Consegna scritta A: Trascrivi di nuovo, senza alcuna modifica, le righe dei record che si trovano più avanti, a partire dall'inizio dei record e fino alla riga che contiene "y-axis-label: Frequency (kHz)", compresa.

Testo di partenza:

The Modern Dance sembra la storia di una vita, con tutte le sue oscillazioni improvvise, espressa attraverso gli inviluppi di frequenza delle tastiere di Ravenstine: «un rumore che sembrava una latta da due chili piena di bombi», dice Krauss, il batterista, «poi cambiava l’onda sinusoidale e sentivi una spiaggia piena di gente. Dieci secondi dopo, un carro merci». Nel fotoromanzo ermetico del nostro tempo c’è spazio per stoviglie in frantumi, stracci di voci, squarci di synth, goliardia a claustrofobia. Da Non-Alignment Pact a Humor Me, sei come la scimmia di fronte al monolite liscio e nero dell’oltremondo, tragicamente attratto dalla sua pericolosità.

È il teatro dell’assurdo fatto in musica, loro stessi, i Pere Ubu, si definivano «avant-garage» o «folk industriale», divisi letteralmente a metà tra intellettualismo e carro armato. Lo stesso nome è un progetto artistico, dal despota di Ubu re, il dramma di Alfred Jarry, mostruosamente crudele e dedito a imprecazioni scatologiche: «Padre Ubu, capitano dei dragoni». Il Macbeth dell’era post-industriale, dei rifiuti tossici, «non siamo un bello spettacolo», dichiara in un’intervista Thomas, novello re Ubu dell’era moderna. Il viaggio sentimentale (Sentimental Journey) di David Thomas è un concerto per fiati e bicchieri spezzati, la recita di una sbornia, strappato il velo dei jokes rimane lo smarrimento e l’angoscia: «Outside/Monoxide/Inside/Paradise/Window/My size».

Teatrali sono le tecniche narrative, il montaggio, il cut-up musicale su più piani nello stesso brano e tra i brani stessi lungo tutto l’album, rimandi interni stranianti. Lontani dalla violenza analfabeta del punk inglese, i Pere Ubu guardano all’accademia, cercano un linguaggio letterario: collage, dadaismo e primitivismo. I Pere Ubu sono espressione di quello che Slavoj Žižek chiama «il trash sublime», apologia dello schifo, il trionfo del kitsch, la raffinatezza dell’essere una baraonda. Perché unire free-jazz, industrial, funky, boogie, è un caos, un melodramma postmoderno in poco più di mezz’ora.

Mi imbarazza scrivere di un album come “The Modern Dance” dei Pere Ubu. Lo ascolti, e basta. È una cosa, un’impossibile cosa. Te lo ascolti, ed apri il vaso di Pandora. Dici: ecco la musica, è questa la nostra musica (ma sarà poi vero?), sai che non puoi prescinderne, hai la selva oscura intorno. Mi imbarazza terribilmente, parlare di “The Modern Dance“, è come fare la parafrasi di una poesia, un eterno fallimento. “The Modern Dance” lo puoi solo ascoltare e, se sei coraggioso, insieme agli scheletri e ai demoni personali, fare qualche passo di questa danza macabra.

Consegna scritta B: Riscrivi il passo della recensione su The Modern Dance a partire da "The Modern Dance sembra" e fino a "dalla sua pericolosità.", mettendo "piazza" al posto di "spiaggia".

Estratti dei dati:

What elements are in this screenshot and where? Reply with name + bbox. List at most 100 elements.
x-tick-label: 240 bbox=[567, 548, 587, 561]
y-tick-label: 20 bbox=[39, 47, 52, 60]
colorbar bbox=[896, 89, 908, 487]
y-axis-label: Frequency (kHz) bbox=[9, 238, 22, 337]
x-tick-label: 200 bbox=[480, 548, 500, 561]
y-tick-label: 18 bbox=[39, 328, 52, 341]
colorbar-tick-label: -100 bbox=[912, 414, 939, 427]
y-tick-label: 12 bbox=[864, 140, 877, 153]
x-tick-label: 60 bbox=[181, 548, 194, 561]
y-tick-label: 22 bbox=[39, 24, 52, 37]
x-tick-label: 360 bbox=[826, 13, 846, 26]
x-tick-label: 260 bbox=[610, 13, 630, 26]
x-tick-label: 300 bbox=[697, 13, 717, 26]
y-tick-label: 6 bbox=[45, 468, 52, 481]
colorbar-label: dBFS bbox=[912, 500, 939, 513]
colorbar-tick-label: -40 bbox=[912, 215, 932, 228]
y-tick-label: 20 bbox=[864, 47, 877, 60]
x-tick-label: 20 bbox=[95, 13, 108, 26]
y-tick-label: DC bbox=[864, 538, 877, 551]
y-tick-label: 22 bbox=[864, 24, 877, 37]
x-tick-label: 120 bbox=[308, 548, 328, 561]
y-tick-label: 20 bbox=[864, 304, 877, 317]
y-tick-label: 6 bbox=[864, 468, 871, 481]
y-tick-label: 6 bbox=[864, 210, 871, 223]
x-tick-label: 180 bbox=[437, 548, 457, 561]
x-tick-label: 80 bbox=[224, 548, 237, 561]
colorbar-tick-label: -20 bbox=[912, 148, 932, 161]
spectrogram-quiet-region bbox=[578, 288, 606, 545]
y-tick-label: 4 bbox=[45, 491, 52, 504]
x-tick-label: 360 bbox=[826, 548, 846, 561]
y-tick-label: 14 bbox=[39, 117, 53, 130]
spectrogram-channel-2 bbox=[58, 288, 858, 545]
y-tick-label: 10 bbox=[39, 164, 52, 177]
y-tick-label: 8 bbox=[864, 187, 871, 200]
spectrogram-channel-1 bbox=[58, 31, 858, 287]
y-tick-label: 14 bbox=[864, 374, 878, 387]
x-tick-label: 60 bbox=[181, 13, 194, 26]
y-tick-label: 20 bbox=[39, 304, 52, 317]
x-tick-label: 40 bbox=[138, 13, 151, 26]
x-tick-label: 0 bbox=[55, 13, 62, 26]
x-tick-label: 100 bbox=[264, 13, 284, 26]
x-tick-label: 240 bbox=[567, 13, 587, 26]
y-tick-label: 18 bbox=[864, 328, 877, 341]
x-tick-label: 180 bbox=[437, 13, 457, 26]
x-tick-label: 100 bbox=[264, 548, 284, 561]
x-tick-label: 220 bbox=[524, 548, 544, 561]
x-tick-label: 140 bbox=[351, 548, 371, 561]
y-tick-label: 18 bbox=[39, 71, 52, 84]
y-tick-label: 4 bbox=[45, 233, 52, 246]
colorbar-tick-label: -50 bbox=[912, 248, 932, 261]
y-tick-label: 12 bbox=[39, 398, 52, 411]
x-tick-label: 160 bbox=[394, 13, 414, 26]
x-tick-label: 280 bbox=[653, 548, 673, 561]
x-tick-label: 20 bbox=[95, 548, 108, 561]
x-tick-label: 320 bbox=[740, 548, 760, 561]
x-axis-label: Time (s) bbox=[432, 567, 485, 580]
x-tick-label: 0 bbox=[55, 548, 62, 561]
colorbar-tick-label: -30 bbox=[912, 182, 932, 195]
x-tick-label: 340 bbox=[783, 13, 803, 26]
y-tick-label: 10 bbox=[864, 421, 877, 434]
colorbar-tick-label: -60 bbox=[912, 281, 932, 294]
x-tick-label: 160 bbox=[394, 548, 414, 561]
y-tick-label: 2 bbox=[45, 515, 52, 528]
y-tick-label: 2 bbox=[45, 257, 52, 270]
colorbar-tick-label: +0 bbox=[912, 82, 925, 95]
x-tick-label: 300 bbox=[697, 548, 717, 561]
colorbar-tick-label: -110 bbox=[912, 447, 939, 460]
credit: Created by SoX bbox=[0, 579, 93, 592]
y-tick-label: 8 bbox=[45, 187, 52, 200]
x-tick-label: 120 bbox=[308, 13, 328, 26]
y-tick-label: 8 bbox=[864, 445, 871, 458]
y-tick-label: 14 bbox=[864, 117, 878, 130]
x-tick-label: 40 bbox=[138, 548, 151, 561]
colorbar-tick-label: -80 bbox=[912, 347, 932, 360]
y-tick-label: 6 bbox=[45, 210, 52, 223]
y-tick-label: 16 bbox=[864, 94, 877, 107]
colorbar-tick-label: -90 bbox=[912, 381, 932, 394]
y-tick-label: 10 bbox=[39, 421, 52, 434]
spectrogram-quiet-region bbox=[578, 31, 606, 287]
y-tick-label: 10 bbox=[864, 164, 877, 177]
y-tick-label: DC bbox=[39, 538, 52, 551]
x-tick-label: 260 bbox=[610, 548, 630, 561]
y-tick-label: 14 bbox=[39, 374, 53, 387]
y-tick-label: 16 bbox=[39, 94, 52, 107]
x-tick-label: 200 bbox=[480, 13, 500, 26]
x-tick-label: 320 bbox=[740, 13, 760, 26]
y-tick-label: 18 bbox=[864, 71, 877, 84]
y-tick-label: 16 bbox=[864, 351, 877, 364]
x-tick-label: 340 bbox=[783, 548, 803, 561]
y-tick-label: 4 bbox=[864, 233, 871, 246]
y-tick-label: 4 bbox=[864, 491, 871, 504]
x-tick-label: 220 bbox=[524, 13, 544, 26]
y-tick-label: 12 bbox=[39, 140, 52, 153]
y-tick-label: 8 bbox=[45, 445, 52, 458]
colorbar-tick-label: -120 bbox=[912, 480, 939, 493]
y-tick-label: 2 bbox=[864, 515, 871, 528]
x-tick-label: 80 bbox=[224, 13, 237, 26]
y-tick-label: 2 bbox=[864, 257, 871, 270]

Risultato dell'esercizio A:
What elements are in this screenshot and where? Reply with name + bbox. List at most 100 elements.
x-tick-label: 240 bbox=[567, 548, 587, 561]
y-tick-label: 20 bbox=[39, 47, 52, 60]
colorbar bbox=[896, 89, 908, 487]
y-axis-label: Frequency (kHz) bbox=[9, 238, 22, 337]

Risultato dell'esercizio B:
The Modern Dance sembra la storia di una vita, con tutte le sue oscillazioni improvvise, espressa attraverso gli inviluppi di frequenza delle tastiere di Ravenstine: «un rumore che sembrava una latta da due chili piena di bombi», dice Krauss, il batterista, «poi cambiava l’onda sinusoidale e sentivi una piazza piena di gente. Dieci secondi dopo, un carro merci». Nel fotoromanzo ermetico del nostro tempo c’è spazio per stoviglie in frantumi, stracci di voci, squarci di synth, goliardia a claustrofobia. Da Non-Alignment Pact a Humor Me, sei come la scimmia di fronte al monolite liscio e nero dell’oltremondo, tragicamente attratto dalla sua pericolosità.